*What is asked*: Scan the material for the word "Import", and copy each line where it shows up.

*Data provided*:
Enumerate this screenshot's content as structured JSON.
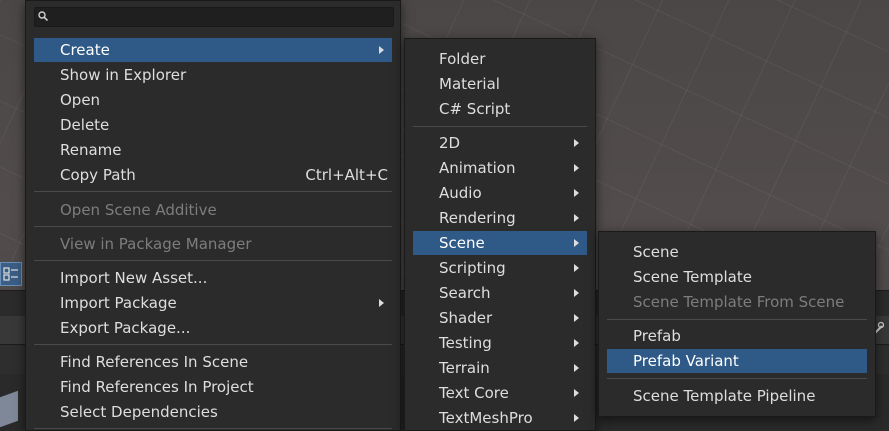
{
  "search": {
    "placeholder": "",
    "value": ""
  },
  "main_menu": {
    "create": "Create",
    "show_in_explorer": "Show in Explorer",
    "open": "Open",
    "delete": "Delete",
    "rename": "Rename",
    "copy_path": "Copy Path",
    "copy_path_shortcut": "Ctrl+Alt+C",
    "open_scene_additive": "Open Scene Additive",
    "view_in_package_manager": "View in Package Manager",
    "import_new_asset": "Import New Asset...",
    "import_package": "Import Package",
    "export_package": "Export Package...",
    "find_refs_scene": "Find References In Scene",
    "find_refs_project": "Find References In Project",
    "select_dependencies": "Select Dependencies"
  },
  "create_menu": {
    "folder": "Folder",
    "material": "Material",
    "csharp_script": "C# Script",
    "items": [
      "2D",
      "Animation",
      "Audio",
      "Rendering",
      "Scene",
      "Scripting",
      "Search",
      "Shader",
      "Testing",
      "Terrain",
      "Text Core",
      "TextMeshPro"
    ]
  },
  "scene_menu": {
    "scene": "Scene",
    "scene_template": "Scene Template",
    "scene_template_from_scene": "Scene Template From Scene",
    "prefab": "Prefab",
    "prefab_variant": "Prefab Variant",
    "scene_template_pipeline": "Scene Template Pipeline"
  },
  "colors": {
    "selection": "#2f5a87",
    "menu_bg": "#2b2b2b",
    "disabled_text": "#7d7d7d"
  },
  "icons": [
    "search-icon",
    "submenu-arrow-icon",
    "layout-icon",
    "lock-icon"
  ]
}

*Output for this task*:
    "import_new_asset": "Import New Asset...",
    "import_package": "Import Package",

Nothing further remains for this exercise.